> DATA SHOWN:

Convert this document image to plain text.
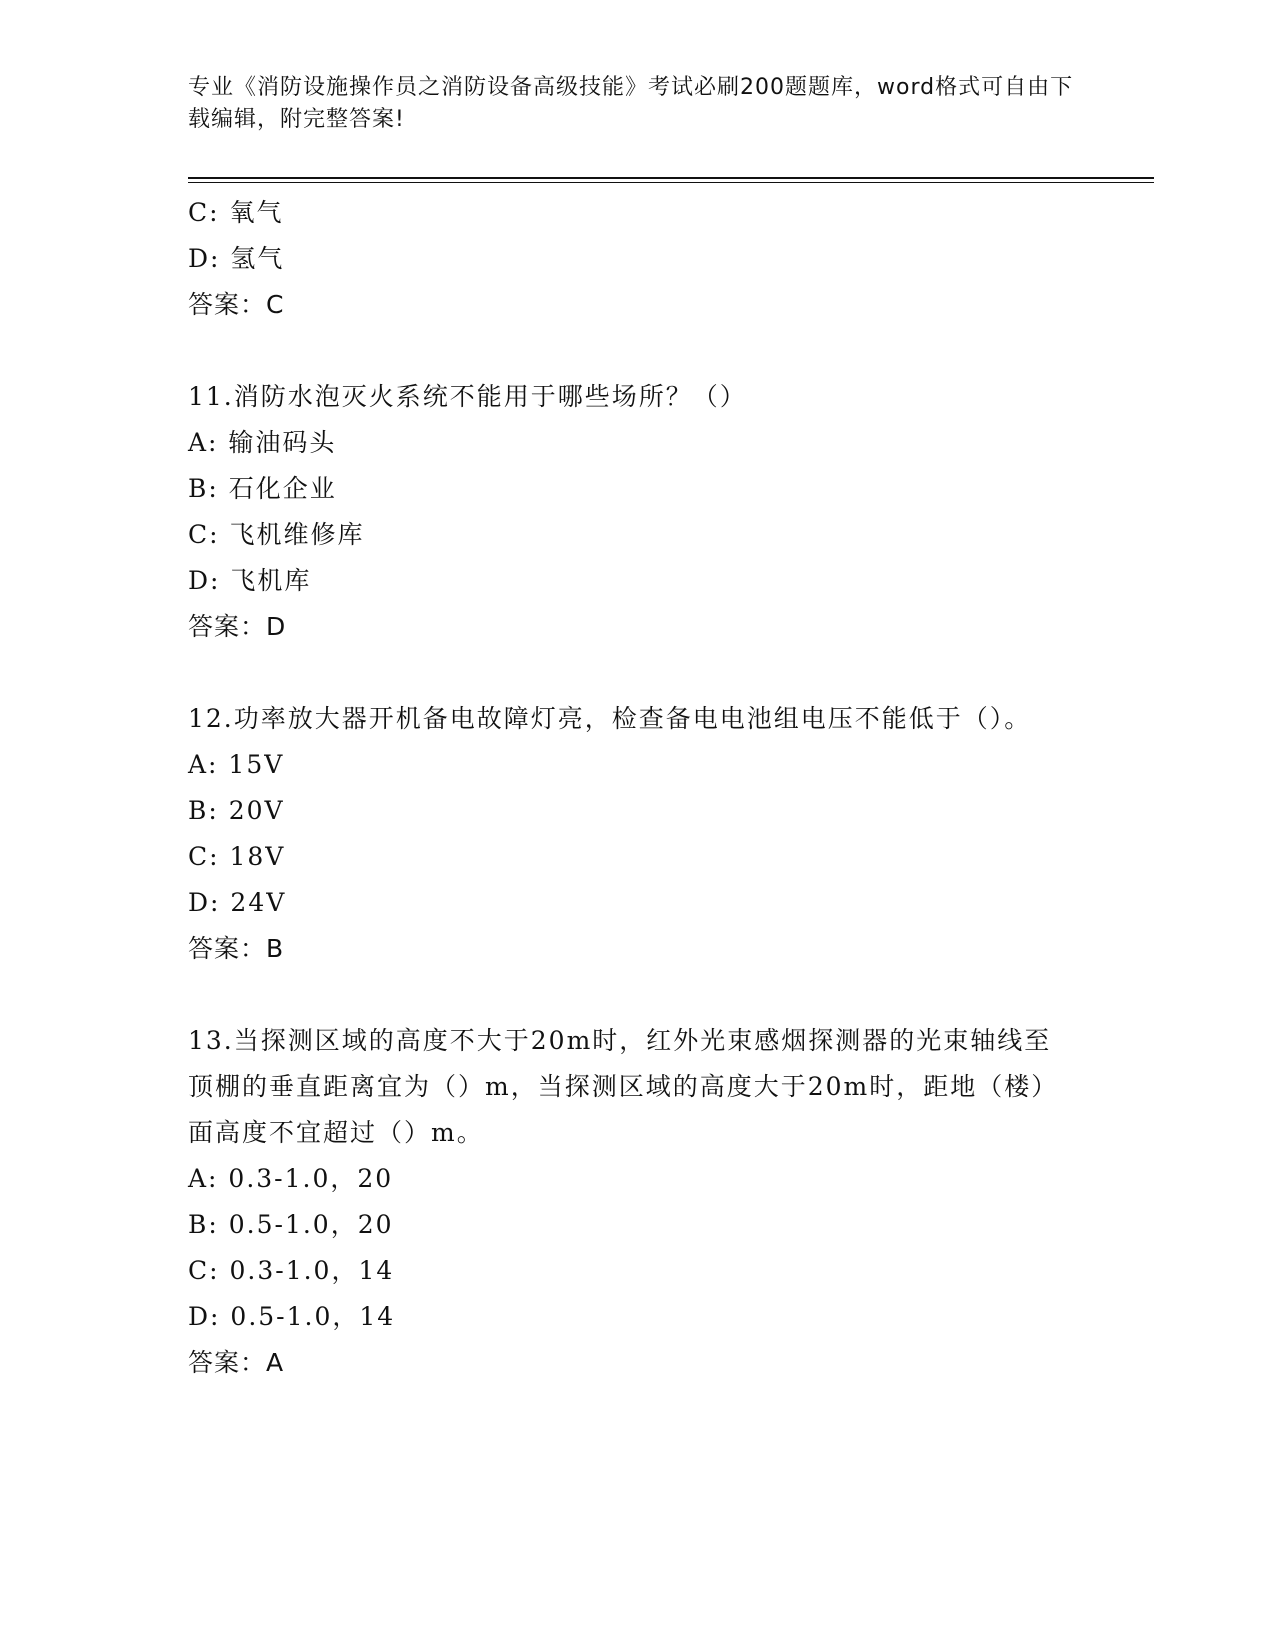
专业《消防设施操作员之消防设备高级技能》考试必刷200题题库，word格式可自由下载编辑，附完整答案!
C: 氧气
D: 氢气
答案：C
11.消防水泡灭火系统不能用于哪些场所？（）
A: 输油码头
B: 石化企业
C: 飞机维修库
D: 飞机库
答案：D
12.功率放大器开机备电故障灯亮，检查备电电池组电压不能低于（）。
A: 15V
B: 20V
C: 18V
D: 24V
答案：B
13.当探测区域的高度不大于20m时，红外光束感烟探测器的光束轴线至顶棚的垂直距离宜为（）m，当探测区域的高度大于20m时，距地（楼）面高度不宜超过（）m。
A: 0.3-1.0，20
B: 0.5-1.0，20
C: 0.3-1.0，14
D: 0.5-1.0，14
答案：A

> TASK DESCRIPTION: Reproduce every entry word for word, but omit the pictures.

> WRITTEN RESPONSE:
Convert this document image to plain text.
专业《消防设施操作员之消防设备高级技能》考试必刷200题题库，word格式可自由下载编辑，附完整答案!
C: 氧气
D: 氢气
答案：C
11.消防水泡灭火系统不能用于哪些场所？（）
A: 输油码头
B: 石化企业
C: 飞机维修库
D: 飞机库
答案：D
12.功率放大器开机备电故障灯亮，检查备电电池组电压不能低于（）。
A: 15V
B: 20V
C: 18V
D: 24V
答案：B
13.当探测区域的高度不大于20m时，红外光束感烟探测器的光束轴线至顶棚的垂直距离宜为（）m，当探测区域的高度大于20m时，距地（楼）面高度不宜超过（）m。
A: 0.3-1.0，20
B: 0.5-1.0，20
C: 0.3-1.0，14
D: 0.5-1.0，14
答案：A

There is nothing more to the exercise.